►
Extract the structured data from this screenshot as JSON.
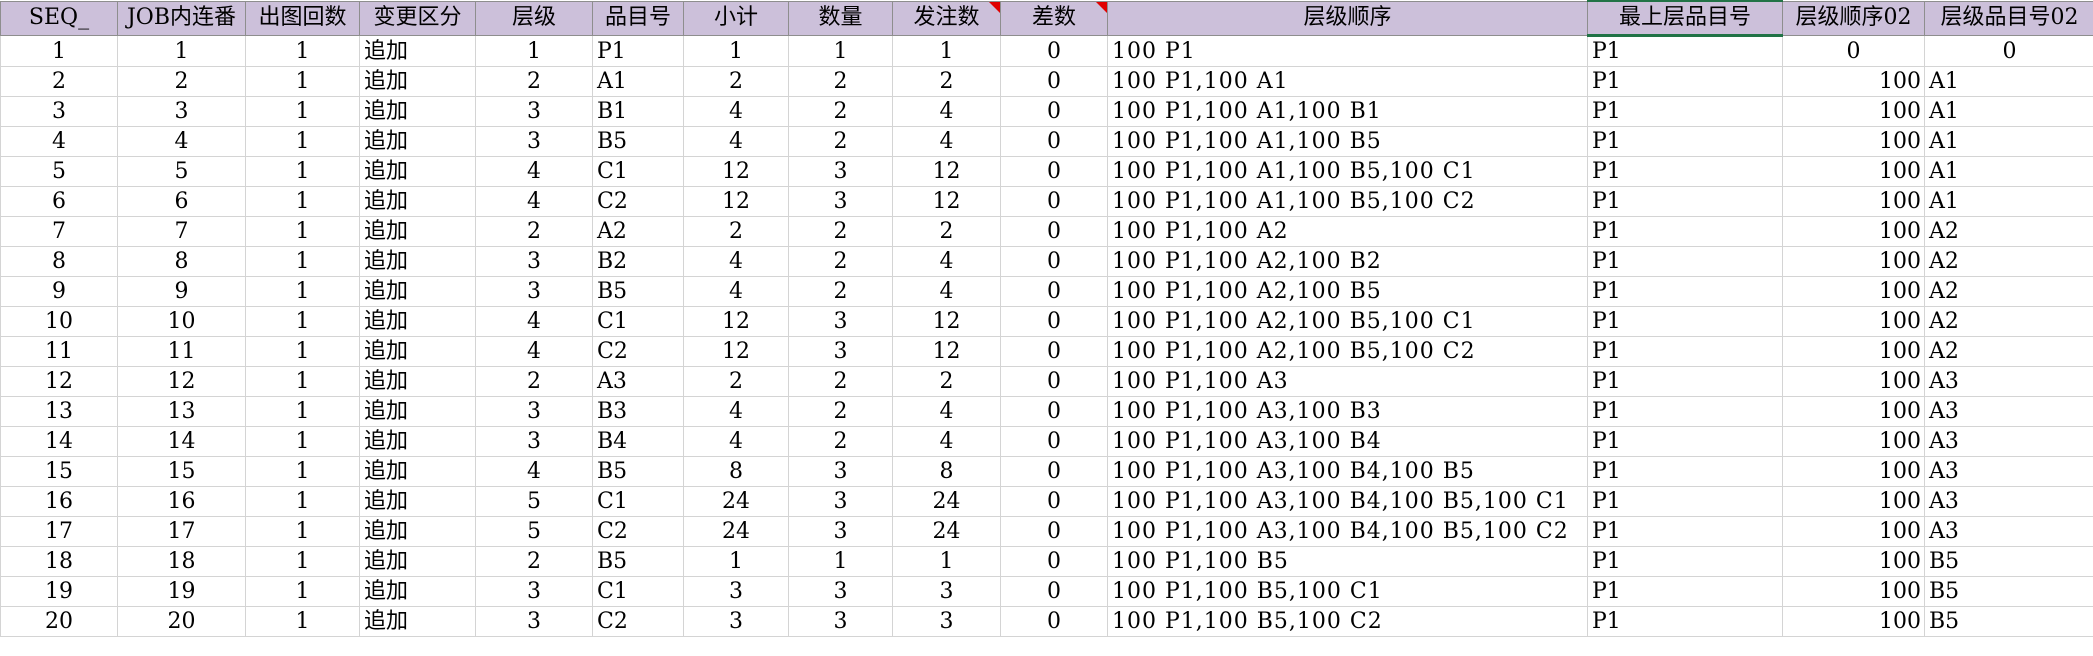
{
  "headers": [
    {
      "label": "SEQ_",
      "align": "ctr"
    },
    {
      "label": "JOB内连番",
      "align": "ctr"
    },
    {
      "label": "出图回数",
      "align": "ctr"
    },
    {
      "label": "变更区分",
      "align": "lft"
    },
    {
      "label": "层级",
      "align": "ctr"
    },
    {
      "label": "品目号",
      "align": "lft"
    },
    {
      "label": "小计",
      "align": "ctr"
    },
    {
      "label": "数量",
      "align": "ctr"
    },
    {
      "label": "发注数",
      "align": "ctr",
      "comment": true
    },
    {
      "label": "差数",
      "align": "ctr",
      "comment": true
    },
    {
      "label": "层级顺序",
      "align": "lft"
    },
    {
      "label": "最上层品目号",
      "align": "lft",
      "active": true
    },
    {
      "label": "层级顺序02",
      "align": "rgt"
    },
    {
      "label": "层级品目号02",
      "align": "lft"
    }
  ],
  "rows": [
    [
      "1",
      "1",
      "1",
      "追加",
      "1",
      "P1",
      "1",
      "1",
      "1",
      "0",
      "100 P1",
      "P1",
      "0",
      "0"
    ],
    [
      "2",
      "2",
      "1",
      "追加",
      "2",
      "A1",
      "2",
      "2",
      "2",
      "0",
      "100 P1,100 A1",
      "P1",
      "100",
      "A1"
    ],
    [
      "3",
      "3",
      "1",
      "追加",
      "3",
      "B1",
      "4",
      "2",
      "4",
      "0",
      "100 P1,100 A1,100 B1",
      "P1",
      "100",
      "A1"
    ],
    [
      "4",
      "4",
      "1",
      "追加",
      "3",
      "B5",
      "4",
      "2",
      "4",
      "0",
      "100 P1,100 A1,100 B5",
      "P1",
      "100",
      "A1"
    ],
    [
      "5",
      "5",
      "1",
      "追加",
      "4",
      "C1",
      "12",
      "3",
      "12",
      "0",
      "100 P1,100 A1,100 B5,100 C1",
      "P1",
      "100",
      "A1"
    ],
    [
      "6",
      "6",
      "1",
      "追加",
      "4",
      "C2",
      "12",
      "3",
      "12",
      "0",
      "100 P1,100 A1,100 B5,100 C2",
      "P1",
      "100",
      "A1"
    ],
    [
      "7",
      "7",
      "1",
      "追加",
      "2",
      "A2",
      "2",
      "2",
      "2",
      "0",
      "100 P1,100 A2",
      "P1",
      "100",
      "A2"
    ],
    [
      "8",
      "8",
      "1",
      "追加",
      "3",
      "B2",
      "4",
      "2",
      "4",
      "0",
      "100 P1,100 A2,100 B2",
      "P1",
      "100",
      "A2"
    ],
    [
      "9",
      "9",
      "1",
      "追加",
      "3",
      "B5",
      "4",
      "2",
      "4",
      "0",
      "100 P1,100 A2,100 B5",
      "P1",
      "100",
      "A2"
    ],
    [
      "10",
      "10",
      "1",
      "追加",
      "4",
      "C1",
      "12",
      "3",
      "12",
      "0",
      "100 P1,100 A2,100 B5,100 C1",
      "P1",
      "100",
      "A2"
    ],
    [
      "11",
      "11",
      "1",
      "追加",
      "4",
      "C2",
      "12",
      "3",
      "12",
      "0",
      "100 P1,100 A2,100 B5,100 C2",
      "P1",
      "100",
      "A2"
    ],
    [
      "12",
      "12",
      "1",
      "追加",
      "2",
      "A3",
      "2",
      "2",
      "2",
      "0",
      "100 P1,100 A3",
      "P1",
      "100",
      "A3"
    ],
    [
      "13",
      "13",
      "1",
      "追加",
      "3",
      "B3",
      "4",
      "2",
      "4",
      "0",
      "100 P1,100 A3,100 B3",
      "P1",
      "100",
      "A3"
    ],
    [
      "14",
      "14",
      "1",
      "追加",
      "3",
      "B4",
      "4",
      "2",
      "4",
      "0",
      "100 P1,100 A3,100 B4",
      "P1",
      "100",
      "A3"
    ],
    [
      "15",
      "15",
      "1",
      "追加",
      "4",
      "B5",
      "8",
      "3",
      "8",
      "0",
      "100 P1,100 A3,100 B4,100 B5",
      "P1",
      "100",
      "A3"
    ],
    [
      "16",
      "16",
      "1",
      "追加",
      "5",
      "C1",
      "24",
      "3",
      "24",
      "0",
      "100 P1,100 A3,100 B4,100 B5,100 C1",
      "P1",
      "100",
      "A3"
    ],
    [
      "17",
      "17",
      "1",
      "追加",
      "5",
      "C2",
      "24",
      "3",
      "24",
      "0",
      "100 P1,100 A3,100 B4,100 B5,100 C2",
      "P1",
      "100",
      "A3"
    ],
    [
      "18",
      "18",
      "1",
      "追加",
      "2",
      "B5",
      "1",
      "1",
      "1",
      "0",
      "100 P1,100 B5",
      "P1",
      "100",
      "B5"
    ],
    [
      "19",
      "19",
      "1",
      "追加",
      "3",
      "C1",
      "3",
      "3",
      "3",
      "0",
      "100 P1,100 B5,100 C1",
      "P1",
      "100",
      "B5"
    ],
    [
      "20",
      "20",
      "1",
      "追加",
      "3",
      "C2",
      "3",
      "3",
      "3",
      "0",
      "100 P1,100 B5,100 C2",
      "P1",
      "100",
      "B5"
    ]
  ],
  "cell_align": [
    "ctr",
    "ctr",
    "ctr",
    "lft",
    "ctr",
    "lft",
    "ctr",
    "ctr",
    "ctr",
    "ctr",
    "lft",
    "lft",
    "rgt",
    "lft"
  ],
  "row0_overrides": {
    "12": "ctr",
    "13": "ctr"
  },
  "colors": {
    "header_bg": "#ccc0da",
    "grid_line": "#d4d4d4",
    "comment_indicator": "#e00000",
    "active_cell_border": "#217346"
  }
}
◄
►
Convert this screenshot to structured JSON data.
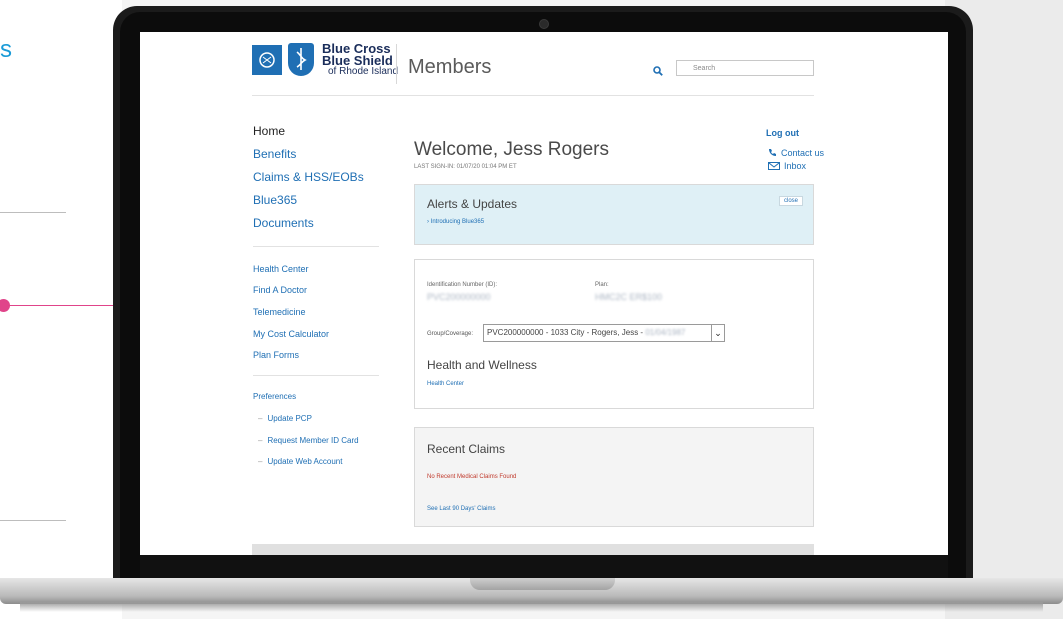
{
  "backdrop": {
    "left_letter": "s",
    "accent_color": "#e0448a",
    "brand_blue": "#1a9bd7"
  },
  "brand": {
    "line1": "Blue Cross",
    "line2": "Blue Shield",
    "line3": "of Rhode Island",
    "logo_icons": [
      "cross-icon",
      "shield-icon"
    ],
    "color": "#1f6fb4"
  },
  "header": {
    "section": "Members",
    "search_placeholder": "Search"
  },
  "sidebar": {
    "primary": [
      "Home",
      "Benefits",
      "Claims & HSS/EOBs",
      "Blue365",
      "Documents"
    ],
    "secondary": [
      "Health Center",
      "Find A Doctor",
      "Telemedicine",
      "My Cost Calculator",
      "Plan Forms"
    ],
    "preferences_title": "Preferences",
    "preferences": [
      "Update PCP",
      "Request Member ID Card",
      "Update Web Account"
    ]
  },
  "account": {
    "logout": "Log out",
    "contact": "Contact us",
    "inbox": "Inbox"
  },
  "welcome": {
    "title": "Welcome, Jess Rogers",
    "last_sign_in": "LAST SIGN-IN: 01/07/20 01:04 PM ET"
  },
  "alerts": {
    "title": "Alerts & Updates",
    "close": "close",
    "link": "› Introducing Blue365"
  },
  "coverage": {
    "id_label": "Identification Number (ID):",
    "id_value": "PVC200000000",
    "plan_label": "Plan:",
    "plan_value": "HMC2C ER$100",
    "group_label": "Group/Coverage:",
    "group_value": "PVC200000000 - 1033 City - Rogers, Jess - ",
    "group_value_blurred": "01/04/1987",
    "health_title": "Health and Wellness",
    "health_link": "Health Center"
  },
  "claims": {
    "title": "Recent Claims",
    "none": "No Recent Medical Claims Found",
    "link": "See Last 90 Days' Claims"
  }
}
◄
▶ **THE PROBLEM**
In the records above, locate every line with the string "Center" and copy it.

▶ **RESULT**
      "Health Center",
    "health_link": "Health Center"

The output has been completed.